▶ [TO BE DONE]
Of all the lines in these entries, how many contain the string "marker"? Give only that count.
>> begin DATA FOR THE TASK
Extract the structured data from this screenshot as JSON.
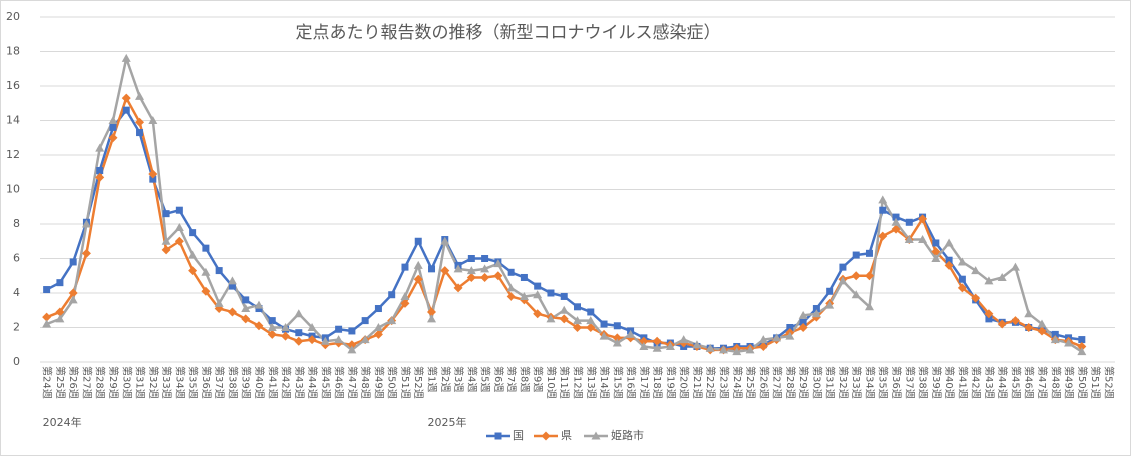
{
  "chart_data": {
    "type": "line",
    "title": "定点あたり報告数の推移（新型コロナウイルス感染症）",
    "categories": [
      "第24週",
      "第25週",
      "第26週",
      "第27週",
      "第28週",
      "第29週",
      "第30週",
      "第31週",
      "第32週",
      "第33週",
      "第34週",
      "第35週",
      "第36週",
      "第37週",
      "第38週",
      "第39週",
      "第40週",
      "第41週",
      "第42週",
      "第43週",
      "第44週",
      "第45週",
      "第46週",
      "第47週",
      "第48週",
      "第49週",
      "第50週",
      "第51週",
      "第52週",
      "第1週",
      "第2週",
      "第3週",
      "第4週",
      "第5週",
      "第6週",
      "第7週",
      "第8週",
      "第9週",
      "第10週",
      "第11週",
      "第12週",
      "第13週",
      "第14週",
      "第15週",
      "第16週",
      "第17週",
      "第18週",
      "第19週",
      "第20週",
      "第21週",
      "第22週",
      "第23週",
      "第24週",
      "第25週",
      "第26週",
      "第27週",
      "第28週",
      "第29週",
      "第30週",
      "第31週",
      "第32週",
      "第33週",
      "第34週",
      "第35週",
      "第36週",
      "第37週",
      "第38週",
      "第39週",
      "第40週",
      "第41週",
      "第42週",
      "第43週",
      "第44週",
      "第45週",
      "第46週",
      "第47週",
      "第48週",
      "第49週",
      "第50週",
      "第51週",
      "第52週"
    ],
    "year_labels": [
      "2024年",
      "2025年"
    ],
    "series": [
      {
        "name": "国",
        "color": "#4472c4",
        "marker": "square",
        "values": [
          4.2,
          4.6,
          5.8,
          8.1,
          11.1,
          13.6,
          14.6,
          13.3,
          10.6,
          8.6,
          8.8,
          7.5,
          6.6,
          5.3,
          4.4,
          3.6,
          3.1,
          2.4,
          1.9,
          1.7,
          1.5,
          1.4,
          1.9,
          1.8,
          2.4,
          3.1,
          3.9,
          5.5,
          7.0,
          5.4,
          7.1,
          5.6,
          6.0,
          6.0,
          5.8,
          5.2,
          4.9,
          4.4,
          4.0,
          3.8,
          3.2,
          2.9,
          2.2,
          2.1,
          1.8,
          1.4,
          1.1,
          1.1,
          0.9,
          0.9,
          0.8,
          0.8,
          0.9,
          0.9,
          1.0,
          1.4,
          2.0,
          2.3,
          3.1,
          4.1,
          5.5,
          6.2,
          6.3,
          8.8,
          8.4,
          8.1,
          8.4,
          6.9,
          5.9,
          4.8,
          3.6,
          2.5,
          2.3,
          2.3,
          2.0,
          1.9,
          1.6,
          1.4,
          1.3,
          null,
          null
        ]
      },
      {
        "name": "県",
        "color": "#ed7d31",
        "marker": "diamond",
        "values": [
          2.6,
          2.9,
          4.0,
          6.3,
          10.7,
          13.0,
          15.3,
          13.9,
          10.9,
          6.5,
          7.0,
          5.3,
          4.1,
          3.1,
          2.9,
          2.5,
          2.1,
          1.6,
          1.5,
          1.2,
          1.3,
          1.0,
          1.1,
          1.0,
          1.3,
          1.6,
          2.4,
          3.4,
          4.8,
          2.9,
          5.3,
          4.3,
          4.9,
          4.9,
          5.0,
          3.8,
          3.6,
          2.8,
          2.6,
          2.5,
          2.0,
          2.0,
          1.6,
          1.4,
          1.4,
          1.2,
          1.2,
          1.0,
          1.1,
          0.9,
          0.7,
          0.7,
          0.8,
          0.8,
          0.9,
          1.3,
          1.7,
          2.0,
          2.6,
          3.4,
          4.8,
          5.0,
          5.0,
          7.3,
          7.7,
          7.1,
          8.3,
          6.4,
          5.6,
          4.3,
          3.7,
          2.8,
          2.2,
          2.4,
          2.0,
          1.8,
          1.3,
          1.2,
          0.9,
          null,
          null
        ]
      },
      {
        "name": "姫路市",
        "color": "#a5a5a5",
        "marker": "triangle",
        "values": [
          2.2,
          2.5,
          3.6,
          8.0,
          12.4,
          14.0,
          17.6,
          15.4,
          14.0,
          7.0,
          7.8,
          6.2,
          5.2,
          3.4,
          4.7,
          3.1,
          3.3,
          2.0,
          2.0,
          2.8,
          2.0,
          1.2,
          1.3,
          0.7,
          1.3,
          2.0,
          2.4,
          3.8,
          5.6,
          2.5,
          7.0,
          5.4,
          5.3,
          5.4,
          5.7,
          4.3,
          3.8,
          3.9,
          2.5,
          3.0,
          2.4,
          2.4,
          1.5,
          1.1,
          1.6,
          0.9,
          0.8,
          0.9,
          1.3,
          1.0,
          0.8,
          0.7,
          0.6,
          0.7,
          1.3,
          1.4,
          1.5,
          2.7,
          2.8,
          3.3,
          4.7,
          3.9,
          3.2,
          9.4,
          8.1,
          7.1,
          7.1,
          6.0,
          6.9,
          5.8,
          5.3,
          4.7,
          4.9,
          5.5,
          2.8,
          2.2,
          1.3,
          1.1,
          0.6,
          null,
          null
        ]
      }
    ],
    "ylim": [
      0,
      20
    ],
    "yticks": [
      0,
      2,
      4,
      6,
      8,
      10,
      12,
      14,
      16,
      18,
      20
    ],
    "grid": true,
    "legend": "bottom"
  }
}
>> end DATA FOR THE TASK
▶ [RESPONSE]
3